Copy out all the lines where "Contains" shows up.

═══ The input ═══

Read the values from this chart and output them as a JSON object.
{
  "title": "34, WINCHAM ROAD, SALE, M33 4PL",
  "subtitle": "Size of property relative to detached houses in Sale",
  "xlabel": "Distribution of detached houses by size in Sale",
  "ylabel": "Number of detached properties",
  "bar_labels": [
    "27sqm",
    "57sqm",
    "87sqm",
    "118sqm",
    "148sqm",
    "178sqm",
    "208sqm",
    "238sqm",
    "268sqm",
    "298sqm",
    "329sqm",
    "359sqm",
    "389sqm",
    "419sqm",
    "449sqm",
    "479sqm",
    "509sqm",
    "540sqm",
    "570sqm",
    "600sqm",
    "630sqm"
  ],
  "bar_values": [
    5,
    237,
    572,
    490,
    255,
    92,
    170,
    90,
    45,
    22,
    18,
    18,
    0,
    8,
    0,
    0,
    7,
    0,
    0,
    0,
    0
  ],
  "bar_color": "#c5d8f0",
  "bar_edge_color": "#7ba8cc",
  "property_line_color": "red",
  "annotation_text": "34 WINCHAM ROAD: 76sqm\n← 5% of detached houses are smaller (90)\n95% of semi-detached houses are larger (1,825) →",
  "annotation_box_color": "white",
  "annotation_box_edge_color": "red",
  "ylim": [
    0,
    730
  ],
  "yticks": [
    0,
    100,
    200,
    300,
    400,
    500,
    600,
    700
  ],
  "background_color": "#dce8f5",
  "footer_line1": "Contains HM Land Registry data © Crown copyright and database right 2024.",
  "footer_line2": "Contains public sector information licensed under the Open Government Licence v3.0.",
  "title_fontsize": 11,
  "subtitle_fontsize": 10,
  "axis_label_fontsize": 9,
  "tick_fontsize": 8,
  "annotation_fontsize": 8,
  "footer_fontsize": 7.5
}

═══
═══ The input ═══

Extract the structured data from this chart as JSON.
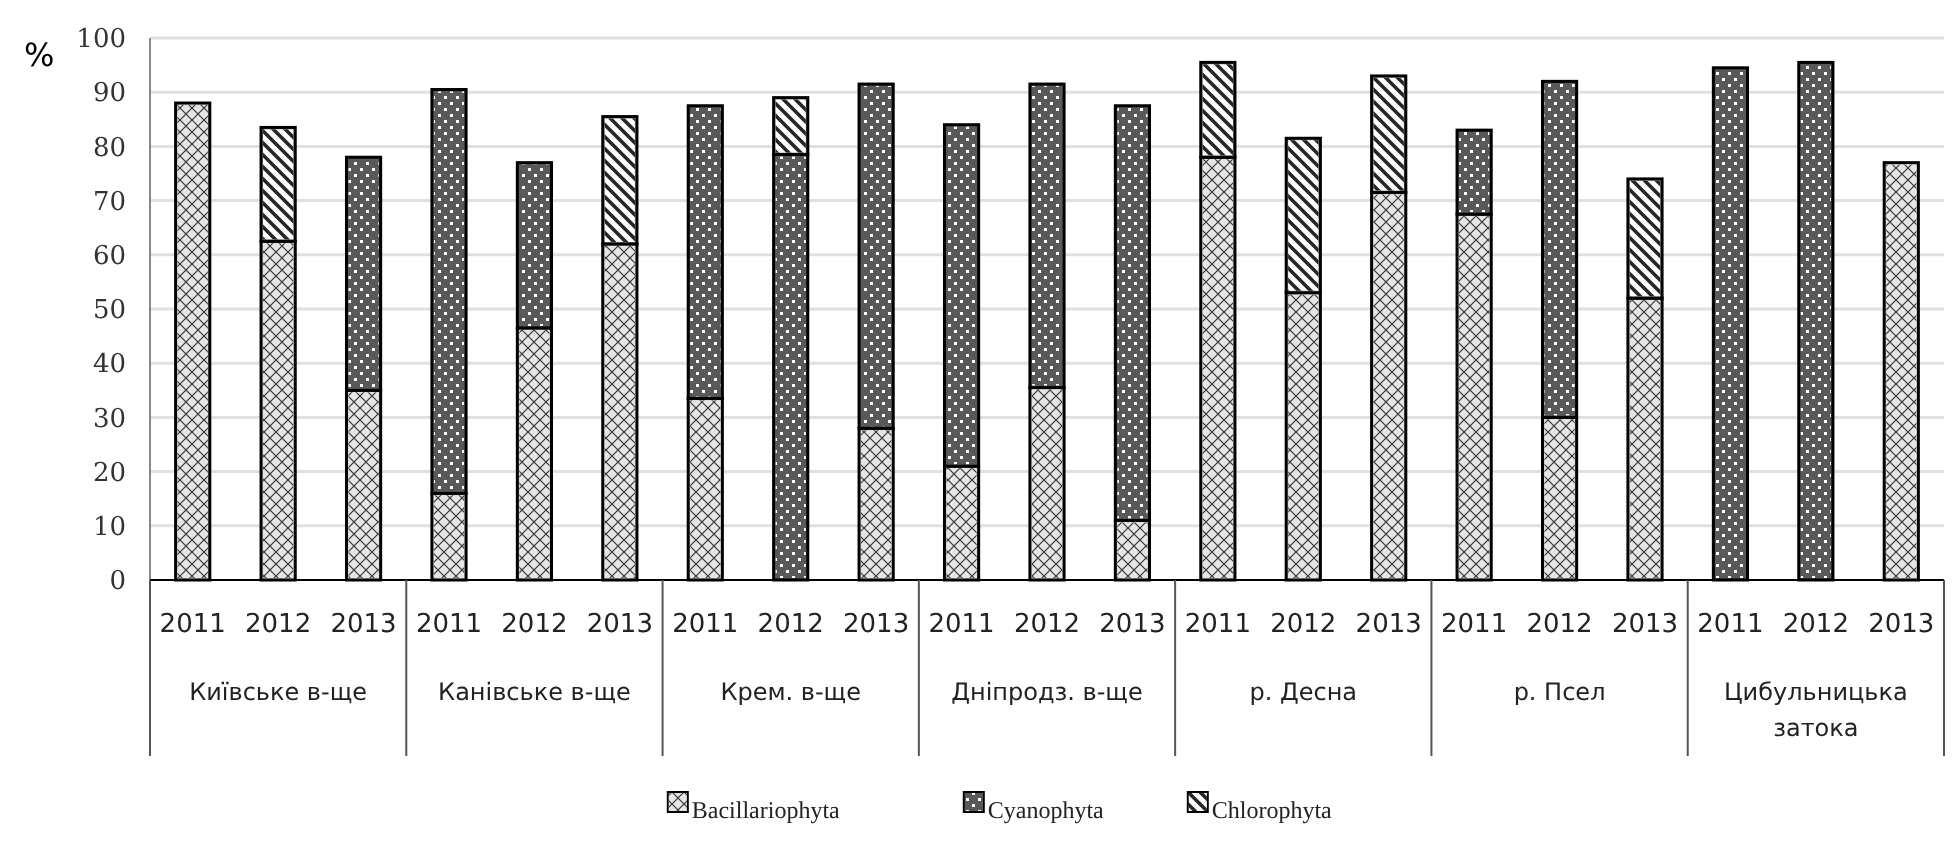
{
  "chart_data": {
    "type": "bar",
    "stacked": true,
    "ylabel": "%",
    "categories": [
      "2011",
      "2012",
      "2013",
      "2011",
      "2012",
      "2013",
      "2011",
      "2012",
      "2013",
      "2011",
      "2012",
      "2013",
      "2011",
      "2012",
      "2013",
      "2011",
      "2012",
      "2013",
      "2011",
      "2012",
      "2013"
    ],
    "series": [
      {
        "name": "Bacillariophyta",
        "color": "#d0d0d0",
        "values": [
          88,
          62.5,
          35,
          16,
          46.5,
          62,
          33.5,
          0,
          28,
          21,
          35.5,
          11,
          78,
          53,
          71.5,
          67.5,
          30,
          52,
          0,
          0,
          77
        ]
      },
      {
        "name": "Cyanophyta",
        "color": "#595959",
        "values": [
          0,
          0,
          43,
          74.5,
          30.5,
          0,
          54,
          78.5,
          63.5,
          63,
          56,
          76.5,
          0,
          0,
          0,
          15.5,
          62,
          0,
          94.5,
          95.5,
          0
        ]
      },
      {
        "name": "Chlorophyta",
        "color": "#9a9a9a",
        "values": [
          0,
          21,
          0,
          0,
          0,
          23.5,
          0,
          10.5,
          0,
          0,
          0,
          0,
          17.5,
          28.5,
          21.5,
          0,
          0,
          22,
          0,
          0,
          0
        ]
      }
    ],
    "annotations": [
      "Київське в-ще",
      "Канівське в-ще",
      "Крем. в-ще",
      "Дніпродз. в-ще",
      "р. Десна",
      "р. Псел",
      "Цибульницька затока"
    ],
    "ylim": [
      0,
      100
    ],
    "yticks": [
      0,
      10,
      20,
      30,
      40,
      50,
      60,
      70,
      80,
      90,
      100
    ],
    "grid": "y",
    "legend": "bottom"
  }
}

═══

• [Final answer]
  "footer_line1": "Contains HM Land Registry data © Crown copyright and database right 2024.",
  "footer_line2": "Contains public sector information licensed under the Open Government Licence v3.0.",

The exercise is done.